SHORT TASK: Filter the listing and keep only the lines with the word "Камчатского".

>> BEGIN ROWS

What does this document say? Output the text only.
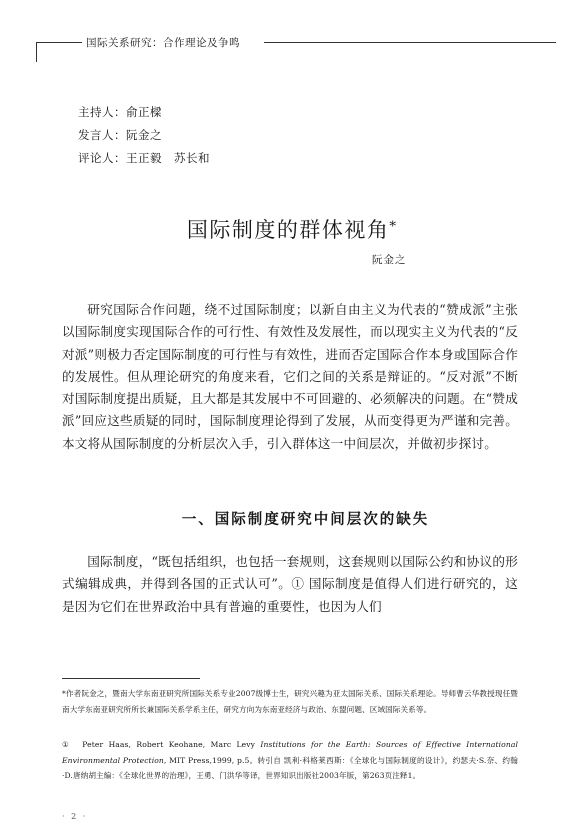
国际关系研究：合作理论及争鸣
主持人：俞正樑
发言人：阮金之
评论人：王正毅　苏长和
国际制度的群体视角*
阮金之
研究国际合作问题，绕不过国际制度；以新自由主义为代表的“赞成派”主张以国际制度实现国际合作的可行性、有效性及发展性，而以现实主义为代表的“反对派”则极力否定国际制度的可行性与有效性，进而否定国际合作本身或国际合作的发展性。但从理论研究的角度来看，它们之间的关系是辩证的。“反对派”不断对国际制度提出质疑，且大都是其发展中不可回避的、必须解决的问题。在“赞成派”回应这些质疑的同时，国际制度理论得到了发展，从而变得更为严谨和完善。本文将从国际制度的分析层次入手，引入群体这一中间层次，并做初步探讨。
一、国际制度研究中间层次的缺失
国际制度，“既包括组织，也包括一套规则，这套规则以国际公约和协议的形式编辑成典，并得到各国的正式认可”。① 国际制度是值得人们进行研究的，这是因为它们在世界政治中具有普遍的重要性，也因为人们
*作者阮金之，暨南大学东南亚研究所国际关系专业2007级博士生，研究兴趣为亚太国际关系、国际关系理论。导师曹云华教授现任暨南大学东南亚研究所所长兼国际关系学系主任，研究方向为东南亚经济与政治、东盟问题、区域国际关系等。
①　Peter Haas, Robert Keohane, Marc Levy Institutions for the Earth: Sources of Effective International Environmental Protection, MIT Press,1999, p.5。转引自 凯利·科格莱西斯：《全球化与国际制度的设计》，约瑟夫·S.奈、约翰·D.唐纳胡主编：《全球化世界的治理》，王勇、门洪华等译，世界知识出版社2003年版，第263页注释1。
· 2 ·
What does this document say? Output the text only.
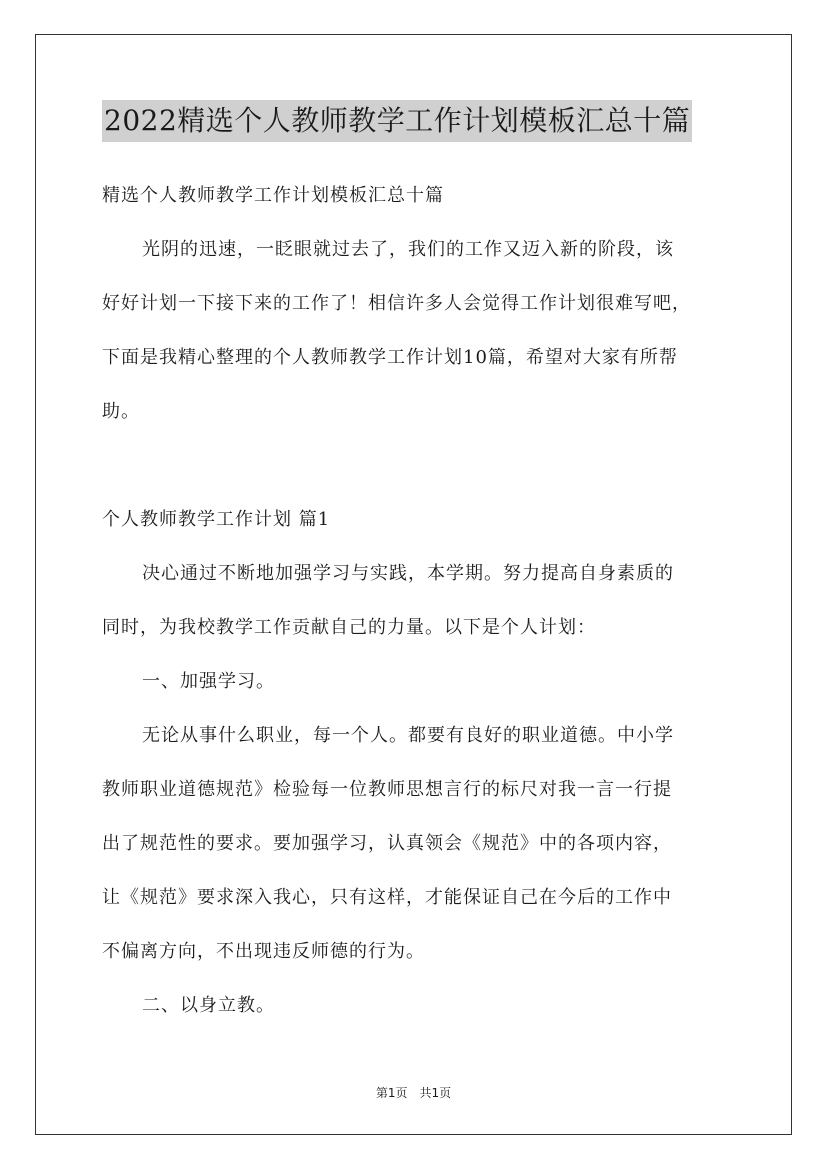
2022精选个人教师教学工作计划模板汇总十篇
精选个人教师教学工作计划模板汇总十篇
光阴的迅速，一眨眼就过去了，我们的工作又迈入新的阶段，该
好好计划一下接下来的工作了！相信许多人会觉得工作计划很难写吧，
下面是我精心整理的个人教师教学工作计划10篇，希望对大家有所帮
助。
个人教师教学工作计划 篇1
决心通过不断地加强学习与实践，本学期。努力提高自身素质的
同时，为我校教学工作贡献自己的力量。以下是个人计划：
一、加强学习。
无论从事什么职业，每一个人。都要有良好的职业道德。中小学
教师职业道德规范》检验每一位教师思想言行的标尺对我一言一行提
出了规范性的要求。要加强学习，认真领会《规范》中的各项内容，
让《规范》要求深入我心，只有这样，才能保证自己在今后的工作中
不偏离方向，不出现违反师德的行为。
二、以身立教。
第1页　共1页
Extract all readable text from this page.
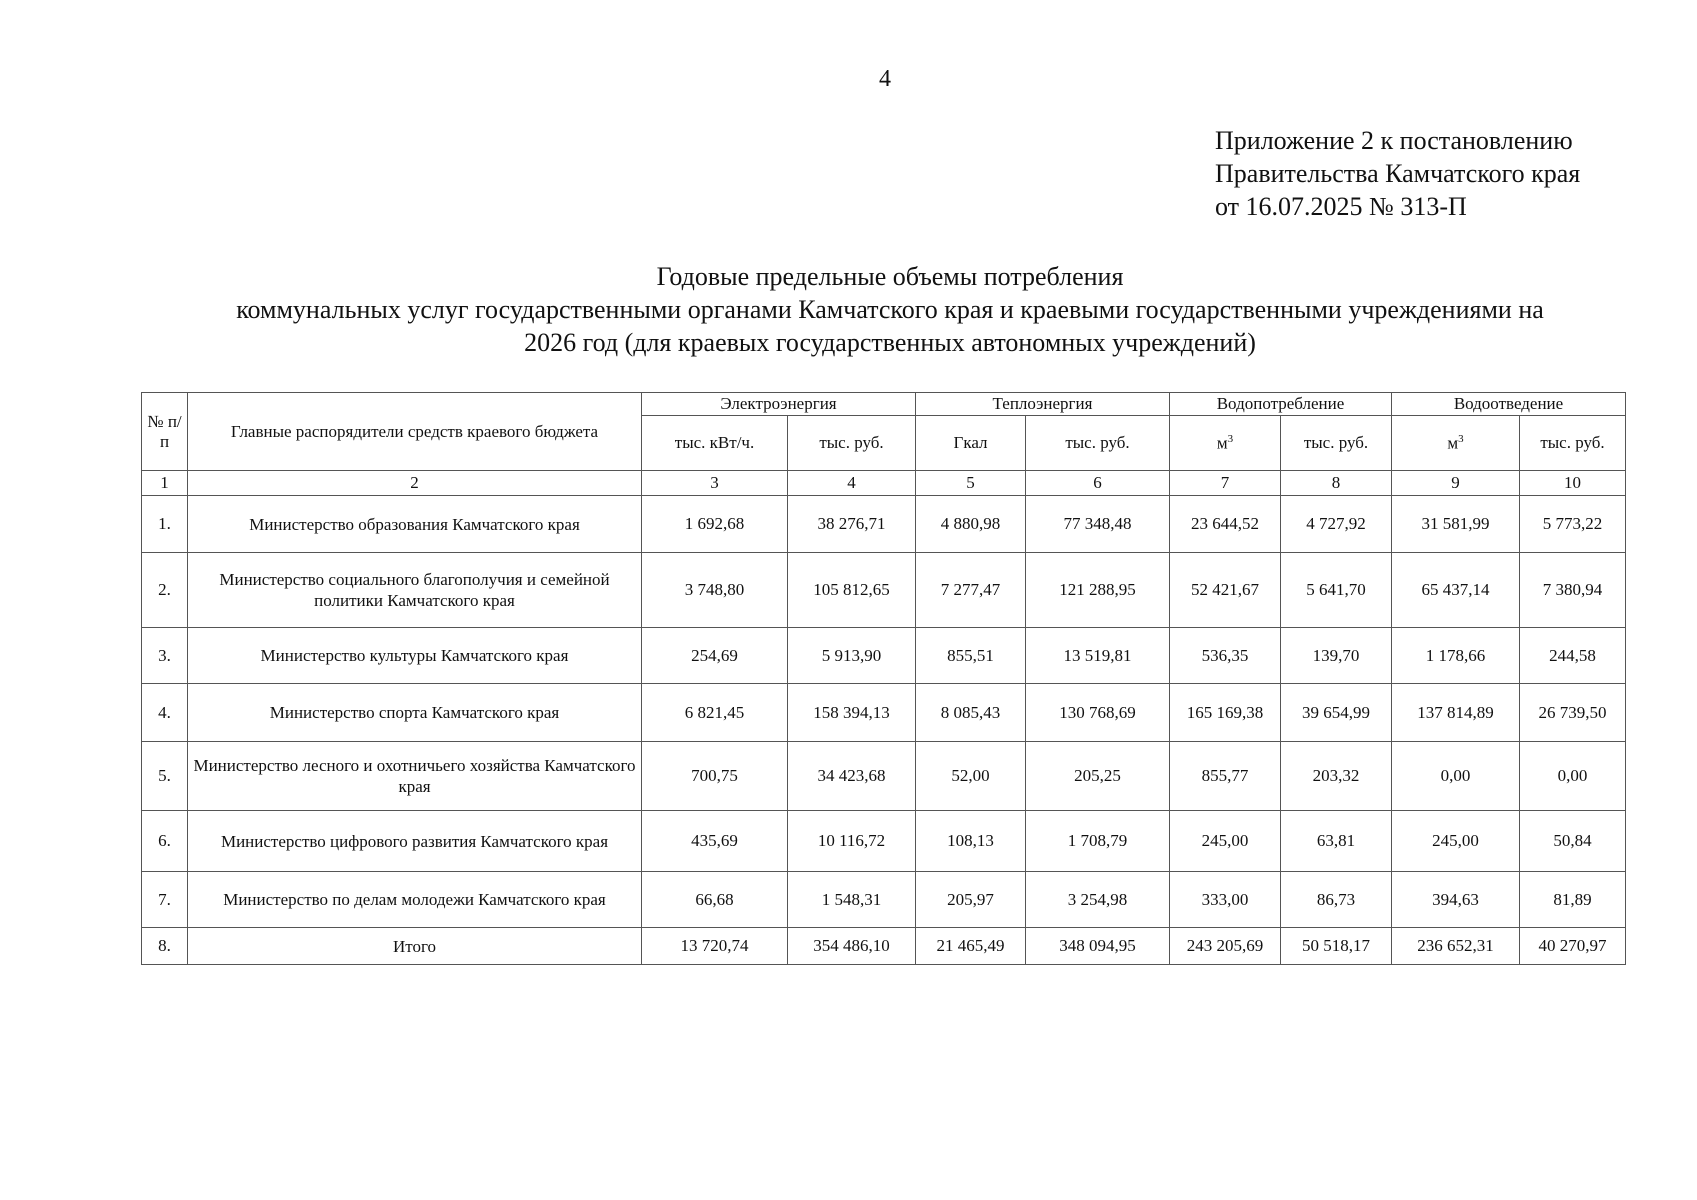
4
Приложение 2 к постановлению
Правительства Камчатского края
от 16.07.2025 № 313-П
Годовые предельные объемы потребления
коммунальных услуг государственными органами Камчатского края и краевыми государственными учреждениями на
2026 год (для краевых государственных автономных учреждений)
№ п/п	Главные распорядители средств краевого бюджета	Электроэнергия		Теплоэнергия		Водопотребление		Водоотведение	
		тыс. кВт/ч.	тыс. руб.	Гкал	тыс. руб.	$м^3$	тыс. руб.	$м^3$	тыс. руб.
1	2	3	4	5	6	7	8	9	10
1.	Министерство образования Камчатского края	1 692,68	38 276,71	4 880,98	77 348,48	23 644,52	4 727,92	31 581,99	5 773,22
2.	Министерство социального благополучия и семейной политики Камчатского края	3 748,80	105 812,65	7 277,47	121 288,95	52 421,67	5 641,70	65 437,14	7 380,94
3.	Министерство культуры Камчатского края	254,69	5 913,90	855,51	13 519,81	536,35	139,70	1 178,66	244,58
4.	Министерство спорта Камчатского края	6 821,45	158 394,13	8 085,43	130 768,69	165 169,38	39 654,99	137 814,89	26 739,50
5.	Министерство лесного и охотничьего хозяйства Камчатского края	700,75	34 423,68	52,00	205,25	855,77	203,32	0,00	0,00
6.	Министерство цифрового развития Камчатского края	435,69	10 116,72	108,13	1 708,79	245,00	63,81	245,00	50,84
7.	Министерство по делам молодежи Камчатского края	66,68	1 548,31	205,97	3 254,98	333,00	86,73	394,63	81,89
8.	Итого	13 720,74	354 486,10	21 465,49	348 094,95	243 205,69	50 518,17	236 652,31	40 270,97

>> END ROWS

EXERCISE OUTPUT:
Правительства Камчатского края
коммунальных услуг государственными органами Камчатского края и краевыми государственными учреждениями на
1.	Министерство образования Камчатского края	1 692,68	38 276,71	4 880,98	77 348,48	23 644,52	4 727,92	31 581,99	5 773,22
2.	Министерство социального благополучия и семейной политики Камчатского края	3 748,80	105 812,65	7 277,47	121 288,95	52 421,67	5 641,70	65 437,14	7 380,94
3.	Министерство культуры Камчатского края	254,69	5 913,90	855,51	13 519,81	536,35	139,70	1 178,66	244,58
4.	Министерство спорта Камчатского края	6 821,45	158 394,13	8 085,43	130 768,69	165 169,38	39 654,99	137 814,89	26 739,50
5.	Министерство лесного и охотничьего хозяйства Камчатского края	700,75	34 423,68	52,00	205,25	855,77	203,32	0,00	0,00
6.	Министерство цифрового развития Камчатского края	435,69	10 116,72	108,13	1 708,79	245,00	63,81	245,00	50,84
7.	Министерство по делам молодежи Камчатского края	66,68	1 548,31	205,97	3 254,98	333,00	86,73	394,63	81,89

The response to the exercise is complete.